▸ **Task goal**: Look through the listing below and report how many lines contain "Teacher", as a bare number.

## Start

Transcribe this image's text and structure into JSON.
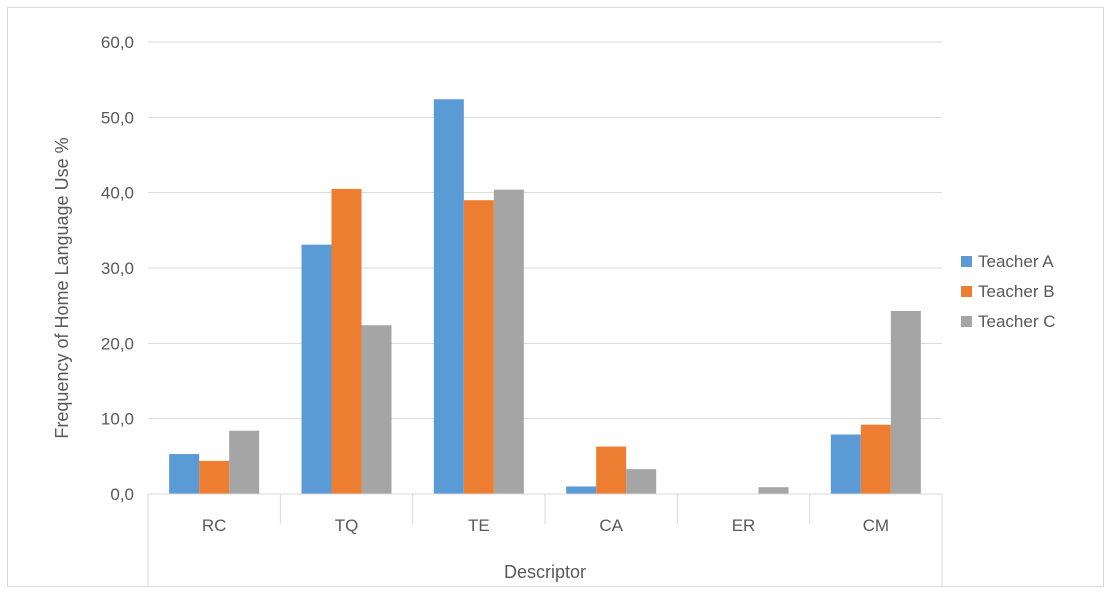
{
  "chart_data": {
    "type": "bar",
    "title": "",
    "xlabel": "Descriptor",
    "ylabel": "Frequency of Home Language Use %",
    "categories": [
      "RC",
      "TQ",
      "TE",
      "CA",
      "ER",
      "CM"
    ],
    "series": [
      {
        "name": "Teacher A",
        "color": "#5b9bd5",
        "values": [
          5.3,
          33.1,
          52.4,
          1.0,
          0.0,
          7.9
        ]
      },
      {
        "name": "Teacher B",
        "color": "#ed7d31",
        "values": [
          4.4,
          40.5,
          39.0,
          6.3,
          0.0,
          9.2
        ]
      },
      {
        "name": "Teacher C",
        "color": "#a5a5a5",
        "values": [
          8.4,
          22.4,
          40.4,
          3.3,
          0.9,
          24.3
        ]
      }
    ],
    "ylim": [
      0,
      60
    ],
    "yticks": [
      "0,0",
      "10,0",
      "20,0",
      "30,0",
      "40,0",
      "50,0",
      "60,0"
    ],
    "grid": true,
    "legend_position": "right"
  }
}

## End
## Start

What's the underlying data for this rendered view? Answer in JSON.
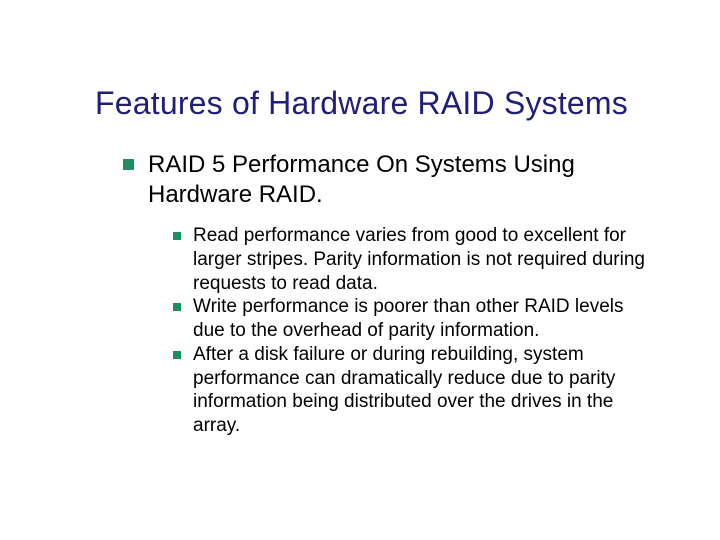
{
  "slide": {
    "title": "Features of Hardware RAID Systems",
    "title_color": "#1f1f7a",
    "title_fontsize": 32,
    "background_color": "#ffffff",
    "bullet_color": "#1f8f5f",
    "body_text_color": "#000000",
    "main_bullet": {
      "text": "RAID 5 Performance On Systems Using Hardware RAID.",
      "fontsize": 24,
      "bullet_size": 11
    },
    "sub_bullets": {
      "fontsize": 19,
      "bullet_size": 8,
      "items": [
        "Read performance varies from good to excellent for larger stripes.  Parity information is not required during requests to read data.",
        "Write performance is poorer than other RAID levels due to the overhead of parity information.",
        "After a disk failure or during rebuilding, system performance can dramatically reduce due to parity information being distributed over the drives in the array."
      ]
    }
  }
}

## End

▸ **Exercise answer**: 3